_Work to complete_
All records must be quoted exactly. Omit the pictures.

_Input rows_
--- START ---

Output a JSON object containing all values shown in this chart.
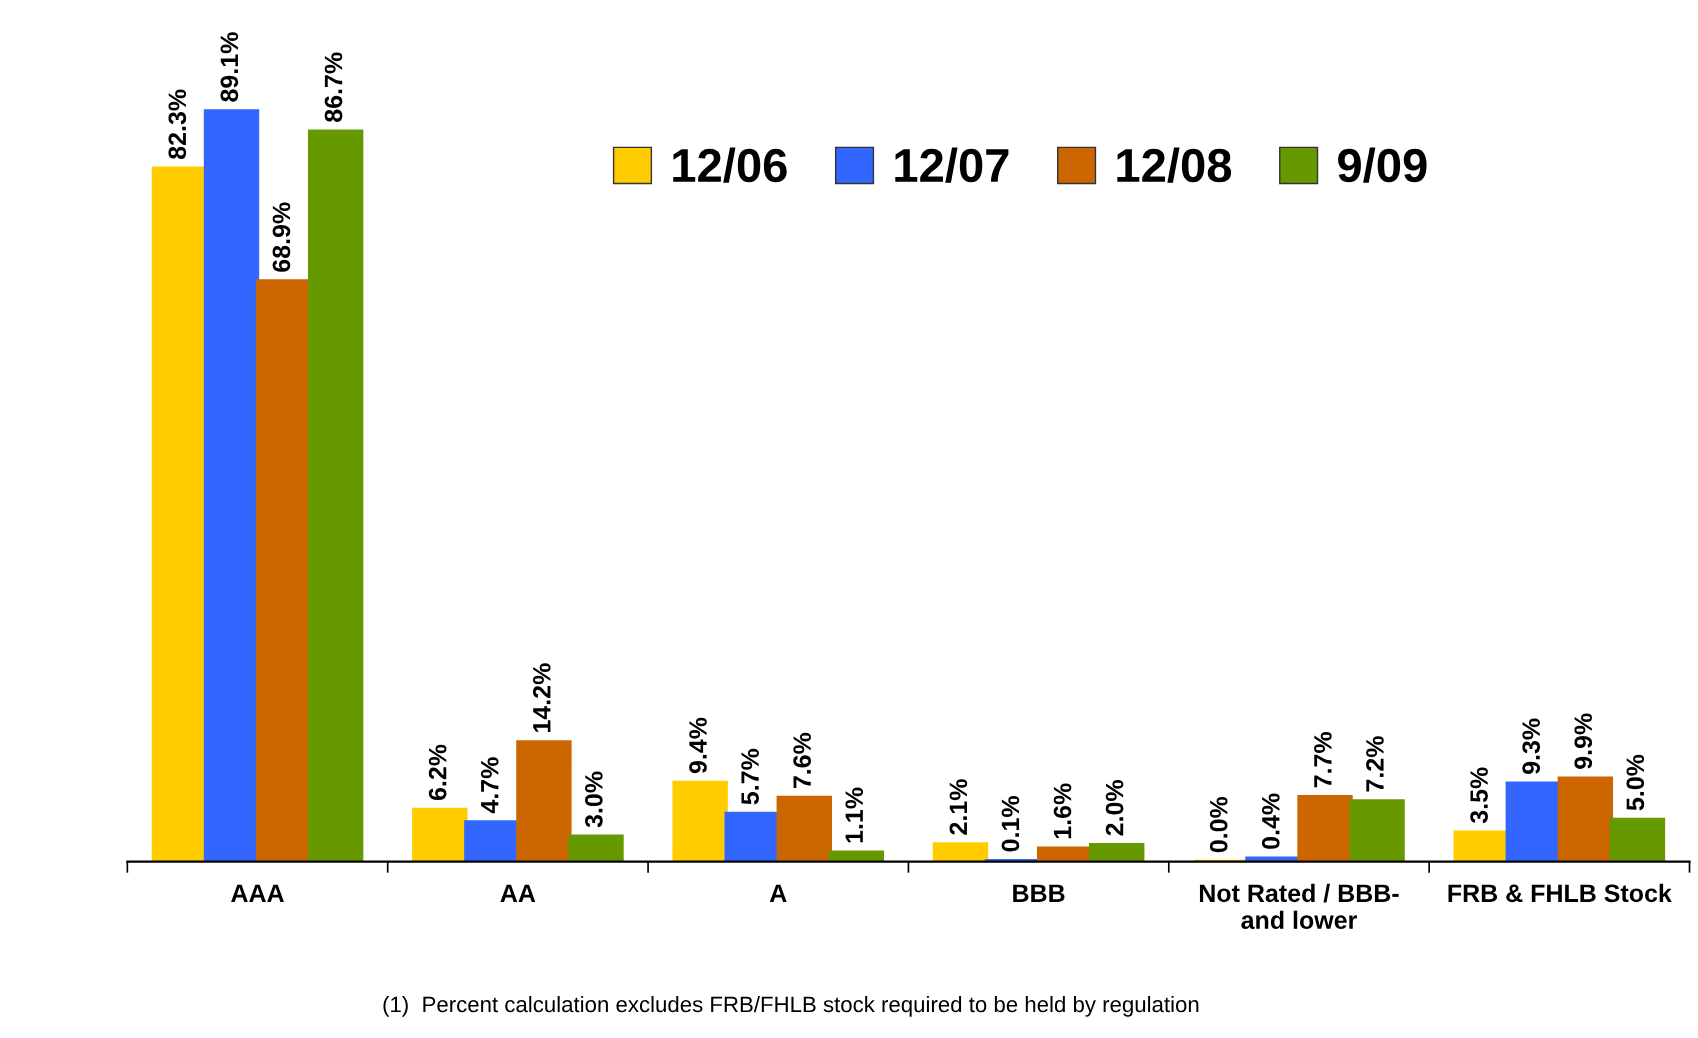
{
  "chart_data": {
    "type": "bar",
    "categories": [
      "AAA",
      "AA",
      "A",
      "BBB",
      "Not Rated / BBB-\nand lower",
      "FRB & FHLB Stock"
    ],
    "series": [
      {
        "name": "12/06",
        "color": "#ffcc00",
        "values": [
          82.3,
          6.2,
          9.4,
          2.1,
          0.0,
          3.5
        ],
        "value_labels": [
          "82.3%",
          "6.2%",
          "9.4%",
          "2.1%",
          "0.0%",
          "3.5%"
        ]
      },
      {
        "name": "12/07",
        "color": "#3366ff",
        "values": [
          89.1,
          4.7,
          5.7,
          0.1,
          0.4,
          9.3
        ],
        "value_labels": [
          "89.1%",
          "4.7%",
          "5.7%",
          "0.1%",
          "0.4%",
          "9.3%"
        ]
      },
      {
        "name": "12/08",
        "color": "#cc6600",
        "values": [
          68.9,
          14.2,
          7.6,
          1.6,
          7.7,
          9.9
        ],
        "value_labels": [
          "68.9%",
          "14.2%",
          "7.6%",
          "1.6%",
          "7.7%",
          "9.9%"
        ]
      },
      {
        "name": "9/09",
        "color": "#669900",
        "values": [
          86.7,
          3.0,
          1.1,
          2.0,
          7.2,
          5.0
        ],
        "value_labels": [
          "86.7%",
          "3.0%",
          "1.1%",
          "2.0%",
          "7.2%",
          "5.0%"
        ]
      }
    ],
    "legend": "top right",
    "grid": false,
    "annotations": [
      "(1)  Percent calculation excludes FRB/FHLB stock required to be held by regulation"
    ]
  }
}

--- END ---

_Written answer_
Output a JSON object containing all values shown in this chart.
{
  "chart_data": {
    "type": "bar",
    "categories": [
      "AAA",
      "AA",
      "A",
      "BBB",
      "Not Rated / BBB-\nand lower",
      "FRB & FHLB Stock"
    ],
    "series": [
      {
        "name": "12/06",
        "color": "#ffcc00",
        "values": [
          82.3,
          6.2,
          9.4,
          2.1,
          0.0,
          3.5
        ],
        "value_labels": [
          "82.3%",
          "6.2%",
          "9.4%",
          "2.1%",
          "0.0%",
          "3.5%"
        ]
      },
      {
        "name": "12/07",
        "color": "#3366ff",
        "values": [
          89.1,
          4.7,
          5.7,
          0.1,
          0.4,
          9.3
        ],
        "value_labels": [
          "89.1%",
          "4.7%",
          "5.7%",
          "0.1%",
          "0.4%",
          "9.3%"
        ]
      },
      {
        "name": "12/08",
        "color": "#cc6600",
        "values": [
          68.9,
          14.2,
          7.6,
          1.6,
          7.7,
          9.9
        ],
        "value_labels": [
          "68.9%",
          "14.2%",
          "7.6%",
          "1.6%",
          "7.7%",
          "9.9%"
        ]
      },
      {
        "name": "9/09",
        "color": "#669900",
        "values": [
          86.7,
          3.0,
          1.1,
          2.0,
          7.2,
          5.0
        ],
        "value_labels": [
          "86.7%",
          "3.0%",
          "1.1%",
          "2.0%",
          "7.2%",
          "5.0%"
        ]
      }
    ],
    "legend": "top right",
    "grid": false,
    "annotations": [
      "(1)  Percent calculation excludes FRB/FHLB stock required to be held by regulation"
    ]
  }
}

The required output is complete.